- [SUPPLIED MATERIAL]

◆ ◆ ◆

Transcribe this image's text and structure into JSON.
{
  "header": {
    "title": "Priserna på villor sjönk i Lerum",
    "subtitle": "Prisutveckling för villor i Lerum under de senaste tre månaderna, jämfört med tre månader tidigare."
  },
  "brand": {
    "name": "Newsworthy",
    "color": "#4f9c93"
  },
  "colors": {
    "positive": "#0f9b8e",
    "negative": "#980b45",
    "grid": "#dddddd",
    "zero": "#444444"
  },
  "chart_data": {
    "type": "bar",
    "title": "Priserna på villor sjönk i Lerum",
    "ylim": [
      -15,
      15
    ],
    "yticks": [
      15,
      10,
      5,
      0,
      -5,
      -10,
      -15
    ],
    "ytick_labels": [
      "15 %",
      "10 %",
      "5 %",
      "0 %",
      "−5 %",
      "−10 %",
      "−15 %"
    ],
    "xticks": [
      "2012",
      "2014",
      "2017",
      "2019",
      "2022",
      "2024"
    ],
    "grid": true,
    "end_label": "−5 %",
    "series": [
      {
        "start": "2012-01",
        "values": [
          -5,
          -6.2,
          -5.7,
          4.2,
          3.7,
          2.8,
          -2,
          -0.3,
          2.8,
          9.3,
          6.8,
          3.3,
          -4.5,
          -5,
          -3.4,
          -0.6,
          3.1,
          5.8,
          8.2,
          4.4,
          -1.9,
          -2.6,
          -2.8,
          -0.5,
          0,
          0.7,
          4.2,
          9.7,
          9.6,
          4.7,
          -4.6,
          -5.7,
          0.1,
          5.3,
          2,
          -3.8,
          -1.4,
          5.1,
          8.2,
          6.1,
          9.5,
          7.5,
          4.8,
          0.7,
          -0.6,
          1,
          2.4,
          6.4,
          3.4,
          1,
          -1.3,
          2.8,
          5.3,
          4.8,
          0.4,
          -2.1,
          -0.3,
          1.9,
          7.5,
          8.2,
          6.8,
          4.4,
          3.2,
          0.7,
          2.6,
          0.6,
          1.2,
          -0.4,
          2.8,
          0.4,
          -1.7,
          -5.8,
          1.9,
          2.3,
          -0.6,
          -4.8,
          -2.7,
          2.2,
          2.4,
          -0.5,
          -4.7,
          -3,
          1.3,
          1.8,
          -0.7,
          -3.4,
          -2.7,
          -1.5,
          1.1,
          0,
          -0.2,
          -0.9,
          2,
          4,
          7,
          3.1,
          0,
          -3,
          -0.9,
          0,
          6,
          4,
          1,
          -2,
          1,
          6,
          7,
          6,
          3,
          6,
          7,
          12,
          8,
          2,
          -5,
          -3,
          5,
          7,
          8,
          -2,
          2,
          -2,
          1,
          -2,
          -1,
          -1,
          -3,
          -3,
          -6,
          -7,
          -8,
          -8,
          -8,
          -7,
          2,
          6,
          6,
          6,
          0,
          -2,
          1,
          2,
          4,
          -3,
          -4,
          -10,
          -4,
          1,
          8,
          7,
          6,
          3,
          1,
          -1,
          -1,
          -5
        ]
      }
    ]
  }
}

◆ ◆ ◆

- [TASK INSTRUCTIONS] Repeat the lines above exactly.

- [FINAL ANSWER]
Transcribe this image's text and structure into JSON.
{
  "header": {
    "title": "Priserna på villor sjönk i Lerum",
    "subtitle": "Prisutveckling för villor i Lerum under de senaste tre månaderna, jämfört med tre månader tidigare."
  },
  "brand": {
    "name": "Newsworthy",
    "color": "#4f9c93"
  },
  "colors": {
    "positive": "#0f9b8e",
    "negative": "#980b45",
    "grid": "#dddddd",
    "zero": "#444444"
  },
  "chart_data": {
    "type": "bar",
    "title": "Priserna på villor sjönk i Lerum",
    "ylim": [
      -15,
      15
    ],
    "yticks": [
      15,
      10,
      5,
      0,
      -5,
      -10,
      -15
    ],
    "ytick_labels": [
      "15 %",
      "10 %",
      "5 %",
      "0 %",
      "−5 %",
      "−10 %",
      "−15 %"
    ],
    "xticks": [
      "2012",
      "2014",
      "2017",
      "2019",
      "2022",
      "2024"
    ],
    "grid": true,
    "end_label": "−5 %",
    "series": [
      {
        "start": "2012-01",
        "values": [
          -5,
          -6.2,
          -5.7,
          4.2,
          3.7,
          2.8,
          -2,
          -0.3,
          2.8,
          9.3,
          6.8,
          3.3,
          -4.5,
          -5,
          -3.4,
          -0.6,
          3.1,
          5.8,
          8.2,
          4.4,
          -1.9,
          -2.6,
          -2.8,
          -0.5,
          0,
          0.7,
          4.2,
          9.7,
          9.6,
          4.7,
          -4.6,
          -5.7,
          0.1,
          5.3,
          2,
          -3.8,
          -1.4,
          5.1,
          8.2,
          6.1,
          9.5,
          7.5,
          4.8,
          0.7,
          -0.6,
          1,
          2.4,
          6.4,
          3.4,
          1,
          -1.3,
          2.8,
          5.3,
          4.8,
          0.4,
          -2.1,
          -0.3,
          1.9,
          7.5,
          8.2,
          6.8,
          4.4,
          3.2,
          0.7,
          2.6,
          0.6,
          1.2,
          -0.4,
          2.8,
          0.4,
          -1.7,
          -5.8,
          1.9,
          2.3,
          -0.6,
          -4.8,
          -2.7,
          2.2,
          2.4,
          -0.5,
          -4.7,
          -3,
          1.3,
          1.8,
          -0.7,
          -3.4,
          -2.7,
          -1.5,
          1.1,
          0,
          -0.2,
          -0.9,
          2,
          4,
          7,
          3.1,
          0,
          -3,
          -0.9,
          0,
          6,
          4,
          1,
          -2,
          1,
          6,
          7,
          6,
          3,
          6,
          7,
          12,
          8,
          2,
          -5,
          -3,
          5,
          7,
          8,
          -2,
          2,
          -2,
          1,
          -2,
          -1,
          -1,
          -3,
          -3,
          -6,
          -7,
          -8,
          -8,
          -8,
          -7,
          2,
          6,
          6,
          6,
          0,
          -2,
          1,
          2,
          4,
          -3,
          -4,
          -10,
          -4,
          1,
          8,
          7,
          6,
          3,
          1,
          -1,
          -1,
          -5
        ]
      }
    ]
  }
}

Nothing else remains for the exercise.